Given request ::
Will you extract the entries word for word? Images should not appear in the copy.

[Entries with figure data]

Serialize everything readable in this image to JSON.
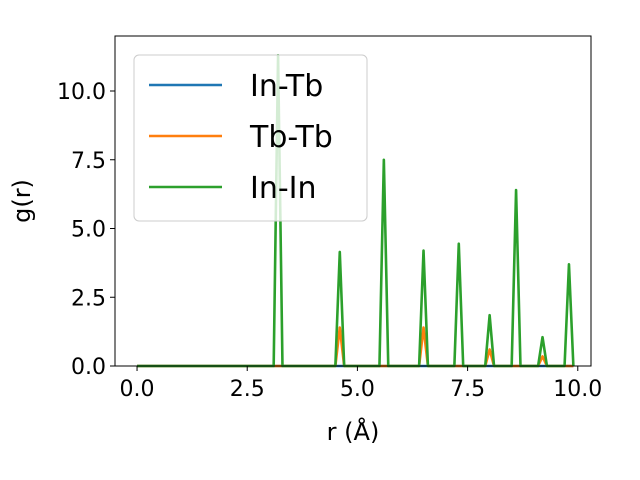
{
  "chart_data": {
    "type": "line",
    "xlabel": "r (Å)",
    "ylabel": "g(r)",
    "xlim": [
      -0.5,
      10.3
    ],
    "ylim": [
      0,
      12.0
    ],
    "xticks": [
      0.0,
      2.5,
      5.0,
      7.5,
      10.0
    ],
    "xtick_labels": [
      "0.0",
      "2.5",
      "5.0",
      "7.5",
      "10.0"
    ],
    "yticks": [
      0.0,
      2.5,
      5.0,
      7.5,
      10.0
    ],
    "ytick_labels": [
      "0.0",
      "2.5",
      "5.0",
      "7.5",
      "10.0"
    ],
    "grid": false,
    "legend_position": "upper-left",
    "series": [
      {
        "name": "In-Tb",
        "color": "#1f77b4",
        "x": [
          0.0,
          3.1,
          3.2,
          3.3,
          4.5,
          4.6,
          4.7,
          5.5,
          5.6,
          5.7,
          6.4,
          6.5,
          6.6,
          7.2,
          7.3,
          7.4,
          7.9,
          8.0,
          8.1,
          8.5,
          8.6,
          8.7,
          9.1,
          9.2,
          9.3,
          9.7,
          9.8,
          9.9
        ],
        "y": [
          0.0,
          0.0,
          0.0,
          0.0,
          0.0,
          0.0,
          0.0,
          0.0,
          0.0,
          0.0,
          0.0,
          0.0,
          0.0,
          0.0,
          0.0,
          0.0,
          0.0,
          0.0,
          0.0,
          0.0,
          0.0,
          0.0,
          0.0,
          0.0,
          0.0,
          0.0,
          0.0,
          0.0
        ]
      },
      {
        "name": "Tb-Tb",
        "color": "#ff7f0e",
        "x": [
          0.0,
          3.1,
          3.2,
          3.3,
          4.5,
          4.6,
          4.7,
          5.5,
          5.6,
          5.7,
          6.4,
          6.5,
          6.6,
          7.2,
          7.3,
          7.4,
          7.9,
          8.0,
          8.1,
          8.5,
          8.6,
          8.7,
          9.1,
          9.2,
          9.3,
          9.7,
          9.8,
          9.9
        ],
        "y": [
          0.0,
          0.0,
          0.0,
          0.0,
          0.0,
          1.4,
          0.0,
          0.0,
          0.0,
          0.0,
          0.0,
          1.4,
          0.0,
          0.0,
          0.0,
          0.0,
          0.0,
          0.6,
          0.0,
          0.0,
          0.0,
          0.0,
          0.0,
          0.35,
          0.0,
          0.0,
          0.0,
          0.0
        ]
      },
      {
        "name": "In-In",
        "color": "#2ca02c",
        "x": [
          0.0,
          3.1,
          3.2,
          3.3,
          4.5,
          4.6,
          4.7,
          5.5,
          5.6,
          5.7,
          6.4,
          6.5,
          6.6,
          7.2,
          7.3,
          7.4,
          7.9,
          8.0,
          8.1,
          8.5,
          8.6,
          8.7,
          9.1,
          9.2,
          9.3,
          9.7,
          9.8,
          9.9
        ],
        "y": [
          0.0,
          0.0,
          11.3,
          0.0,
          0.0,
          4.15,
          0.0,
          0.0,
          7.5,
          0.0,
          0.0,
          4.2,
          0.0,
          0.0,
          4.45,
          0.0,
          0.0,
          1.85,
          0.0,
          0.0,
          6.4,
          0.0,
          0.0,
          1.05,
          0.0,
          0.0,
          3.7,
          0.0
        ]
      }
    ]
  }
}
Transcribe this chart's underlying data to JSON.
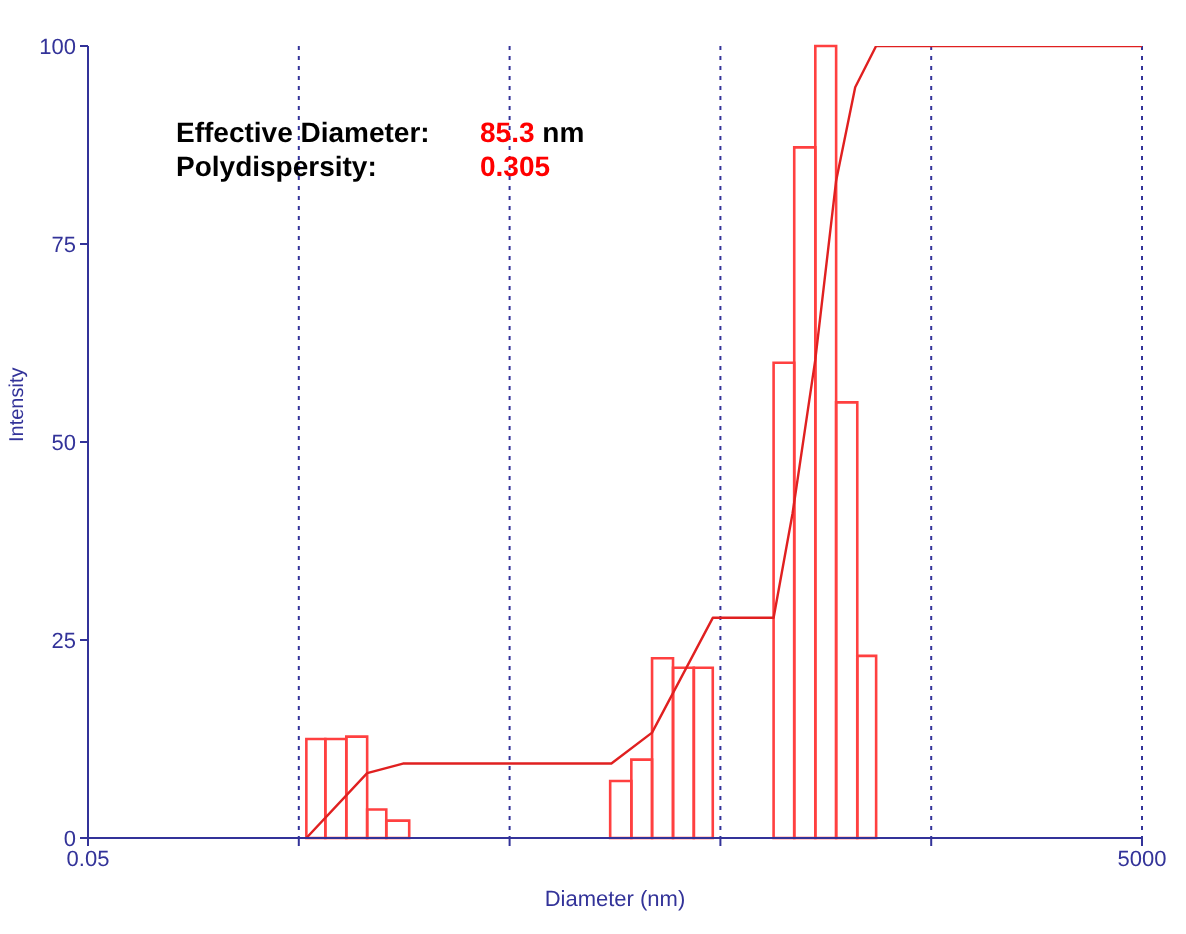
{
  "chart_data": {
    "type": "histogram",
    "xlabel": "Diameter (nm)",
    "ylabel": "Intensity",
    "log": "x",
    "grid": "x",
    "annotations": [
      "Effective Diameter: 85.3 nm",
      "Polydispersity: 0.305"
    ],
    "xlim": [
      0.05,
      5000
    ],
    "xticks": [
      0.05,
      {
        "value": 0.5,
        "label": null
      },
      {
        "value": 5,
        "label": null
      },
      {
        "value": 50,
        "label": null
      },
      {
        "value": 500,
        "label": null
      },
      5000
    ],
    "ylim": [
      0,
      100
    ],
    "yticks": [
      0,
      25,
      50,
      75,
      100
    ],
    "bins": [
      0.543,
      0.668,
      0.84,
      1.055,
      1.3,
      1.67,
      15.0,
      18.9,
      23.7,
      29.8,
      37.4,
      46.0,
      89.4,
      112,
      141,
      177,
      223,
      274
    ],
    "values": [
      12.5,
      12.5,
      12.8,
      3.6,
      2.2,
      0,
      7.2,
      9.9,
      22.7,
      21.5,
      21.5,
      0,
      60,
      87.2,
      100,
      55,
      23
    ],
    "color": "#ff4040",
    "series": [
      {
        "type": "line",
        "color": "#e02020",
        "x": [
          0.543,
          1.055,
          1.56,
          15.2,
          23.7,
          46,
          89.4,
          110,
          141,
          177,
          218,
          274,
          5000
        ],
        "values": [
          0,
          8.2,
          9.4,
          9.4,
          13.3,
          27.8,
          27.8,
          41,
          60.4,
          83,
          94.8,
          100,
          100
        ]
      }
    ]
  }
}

Answer to this task ::
Serialize everything readable in this image to JSON.
{
  "chart_data": {
    "type": "line",
    "xlabel": "r (Å)",
    "ylabel": "g(r)",
    "xlim": [
      -0.5,
      10.3
    ],
    "ylim": [
      0,
      12.0
    ],
    "xticks": [
      0.0,
      2.5,
      5.0,
      7.5,
      10.0
    ],
    "xtick_labels": [
      "0.0",
      "2.5",
      "5.0",
      "7.5",
      "10.0"
    ],
    "yticks": [
      0.0,
      2.5,
      5.0,
      7.5,
      10.0
    ],
    "ytick_labels": [
      "0.0",
      "2.5",
      "5.0",
      "7.5",
      "10.0"
    ],
    "grid": false,
    "legend_position": "upper-left",
    "series": [
      {
        "name": "In-Tb",
        "color": "#1f77b4",
        "x": [
          0.0,
          3.1,
          3.2,
          3.3,
          4.5,
          4.6,
          4.7,
          5.5,
          5.6,
          5.7,
          6.4,
          6.5,
          6.6,
          7.2,
          7.3,
          7.4,
          7.9,
          8.0,
          8.1,
          8.5,
          8.6,
          8.7,
          9.1,
          9.2,
          9.3,
          9.7,
          9.8,
          9.9
        ],
        "y": [
          0.0,
          0.0,
          0.0,
          0.0,
          0.0,
          0.0,
          0.0,
          0.0,
          0.0,
          0.0,
          0.0,
          0.0,
          0.0,
          0.0,
          0.0,
          0.0,
          0.0,
          0.0,
          0.0,
          0.0,
          0.0,
          0.0,
          0.0,
          0.0,
          0.0,
          0.0,
          0.0,
          0.0
        ]
      },
      {
        "name": "Tb-Tb",
        "color": "#ff7f0e",
        "x": [
          0.0,
          3.1,
          3.2,
          3.3,
          4.5,
          4.6,
          4.7,
          5.5,
          5.6,
          5.7,
          6.4,
          6.5,
          6.6,
          7.2,
          7.3,
          7.4,
          7.9,
          8.0,
          8.1,
          8.5,
          8.6,
          8.7,
          9.1,
          9.2,
          9.3,
          9.7,
          9.8,
          9.9
        ],
        "y": [
          0.0,
          0.0,
          0.0,
          0.0,
          0.0,
          1.4,
          0.0,
          0.0,
          0.0,
          0.0,
          0.0,
          1.4,
          0.0,
          0.0,
          0.0,
          0.0,
          0.0,
          0.6,
          0.0,
          0.0,
          0.0,
          0.0,
          0.0,
          0.35,
          0.0,
          0.0,
          0.0,
          0.0
        ]
      },
      {
        "name": "In-In",
        "color": "#2ca02c",
        "x": [
          0.0,
          3.1,
          3.2,
          3.3,
          4.5,
          4.6,
          4.7,
          5.5,
          5.6,
          5.7,
          6.4,
          6.5,
          6.6,
          7.2,
          7.3,
          7.4,
          7.9,
          8.0,
          8.1,
          8.5,
          8.6,
          8.7,
          9.1,
          9.2,
          9.3,
          9.7,
          9.8,
          9.9
        ],
        "y": [
          0.0,
          0.0,
          11.3,
          0.0,
          0.0,
          4.15,
          0.0,
          0.0,
          7.5,
          0.0,
          0.0,
          4.2,
          0.0,
          0.0,
          4.45,
          0.0,
          0.0,
          1.85,
          0.0,
          0.0,
          6.4,
          0.0,
          0.0,
          1.05,
          0.0,
          0.0,
          3.7,
          0.0
        ]
      }
    ]
  }
}
Transcribe this chart's underlying data to JSON.
{
  "chart_data": {
    "type": "histogram",
    "xlabel": "Diameter (nm)",
    "ylabel": "Intensity",
    "log": "x",
    "grid": "x",
    "annotations": [
      "Effective Diameter: 85.3 nm",
      "Polydispersity: 0.305"
    ],
    "xlim": [
      0.05,
      5000
    ],
    "xticks": [
      0.05,
      {
        "value": 0.5,
        "label": null
      },
      {
        "value": 5,
        "label": null
      },
      {
        "value": 50,
        "label": null
      },
      {
        "value": 500,
        "label": null
      },
      5000
    ],
    "ylim": [
      0,
      100
    ],
    "yticks": [
      0,
      25,
      50,
      75,
      100
    ],
    "bins": [
      0.543,
      0.668,
      0.84,
      1.055,
      1.3,
      1.67,
      15.0,
      18.9,
      23.7,
      29.8,
      37.4,
      46.0,
      89.4,
      112,
      141,
      177,
      223,
      274
    ],
    "values": [
      12.5,
      12.5,
      12.8,
      3.6,
      2.2,
      0,
      7.2,
      9.9,
      22.7,
      21.5,
      21.5,
      0,
      60,
      87.2,
      100,
      55,
      23
    ],
    "color": "#ff4040",
    "series": [
      {
        "type": "line",
        "color": "#e02020",
        "x": [
          0.543,
          1.055,
          1.56,
          15.2,
          23.7,
          46,
          89.4,
          110,
          141,
          177,
          218,
          274,
          5000
        ],
        "values": [
          0,
          8.2,
          9.4,
          9.4,
          13.3,
          27.8,
          27.8,
          41,
          60.4,
          83,
          94.8,
          100,
          100
        ]
      }
    ]
  }
}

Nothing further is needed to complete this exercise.